#### [What this task involves]
Scan the records for the string "Configuration"; copy each line where it occurs.

#### [Dataset rows]
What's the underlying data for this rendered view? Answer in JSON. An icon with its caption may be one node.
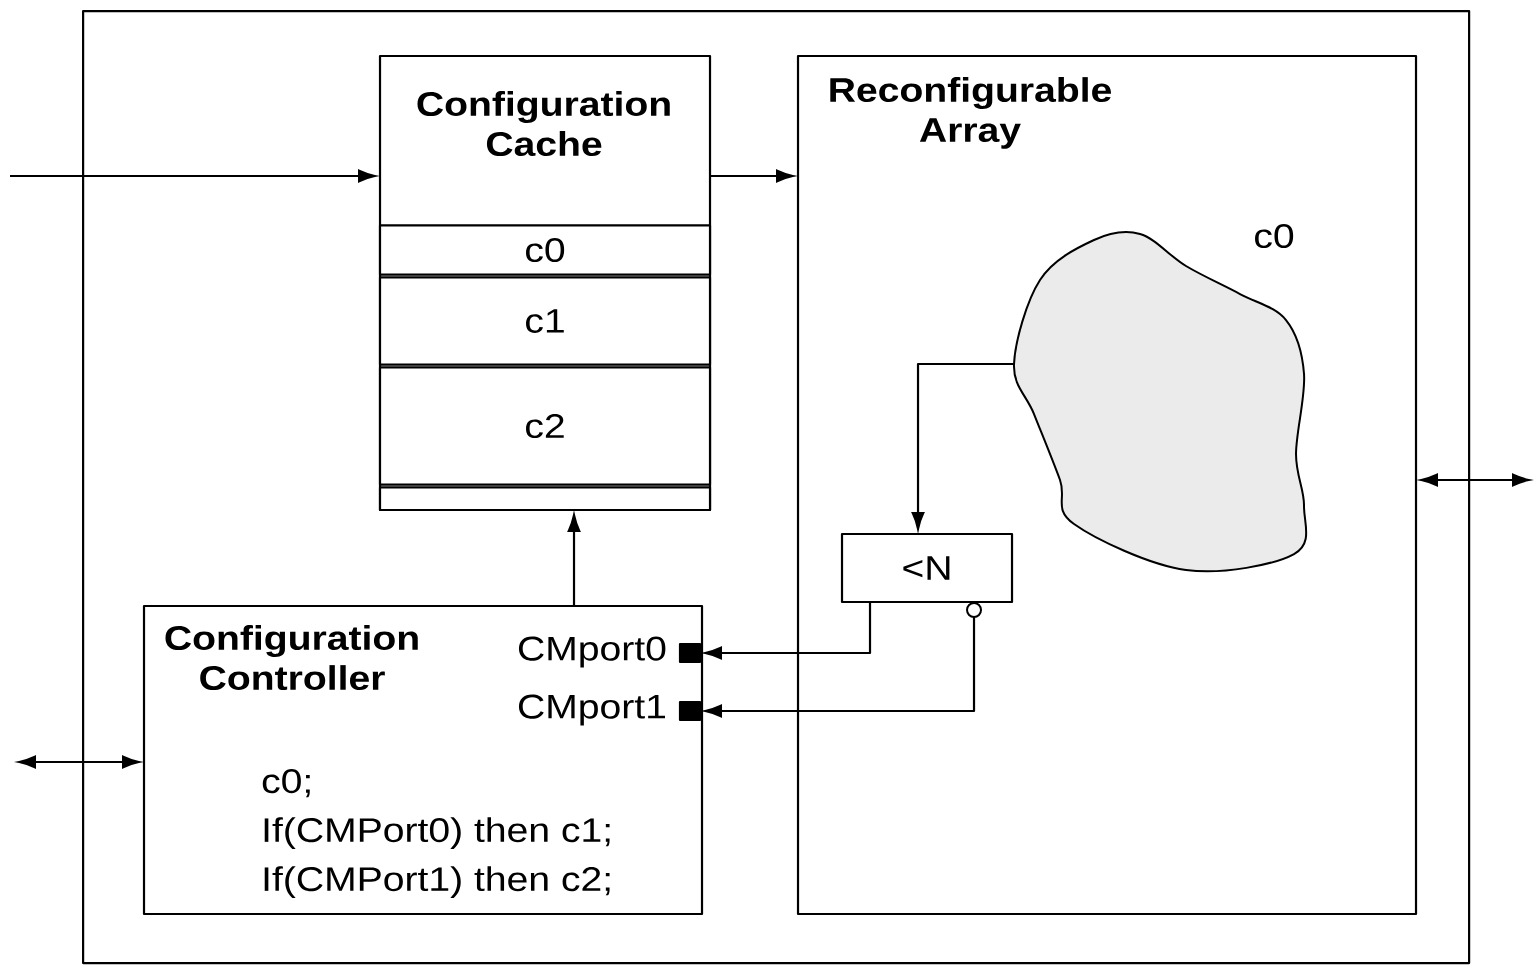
{
  "diagram": {
    "nodes": [
      {
        "text": [],
        "shape": "box"
      },
      {
        "text": [
          "Configuration Cache"
        ],
        "in": 0
      },
      {
        "text": [
          "c0"
        ],
        "in": 1
      },
      {
        "text": [
          "c1"
        ],
        "in": 1
      },
      {
        "text": [
          "c2"
        ],
        "in": 1
      },
      {
        "text": [],
        "shape": "box",
        "in": 1
      },
      {
        "text": [
          "Reconfigurable Array"
        ],
        "in": 0
      },
      {
        "text": [],
        "shape": "cloud",
        "in": 6,
        "beside": [
          "c0"
        ]
      },
      {
        "text": [
          "<N"
        ],
        "in": 6
      },
      {
        "text": [
          "Configuration Controller",
          "c0; If(CMPort0) then c1; If(CMPort1) then c2;"
        ],
        "in": 0
      },
      {
        "text": [],
        "shape": "box",
        "in": 9,
        "beside": [
          "CMport0"
        ]
      },
      {
        "text": [],
        "shape": "box",
        "in": 9,
        "beside": [
          "CMport1"
        ]
      }
    ],
    "edges": [
      {
        "from": null,
        "to": 1,
        "arrow": "to"
      },
      {
        "from": 1,
        "to": 6,
        "arrow": "to"
      },
      {
        "from": 9,
        "to": 1,
        "arrow": "to"
      },
      {
        "from": 7,
        "to": 8,
        "arrow": "to"
      },
      {
        "from": 8,
        "to": 10,
        "arrow": "to"
      },
      {
        "from": 8,
        "to": 11,
        "arrow": "to"
      },
      {
        "from": null,
        "to": 9,
        "arrow": "both"
      },
      {
        "from": 6,
        "to": null,
        "arrow": "both"
      }
    ]
  }
}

#### [Output for this task]
          "Configuration Cache"
          "Configuration Controller",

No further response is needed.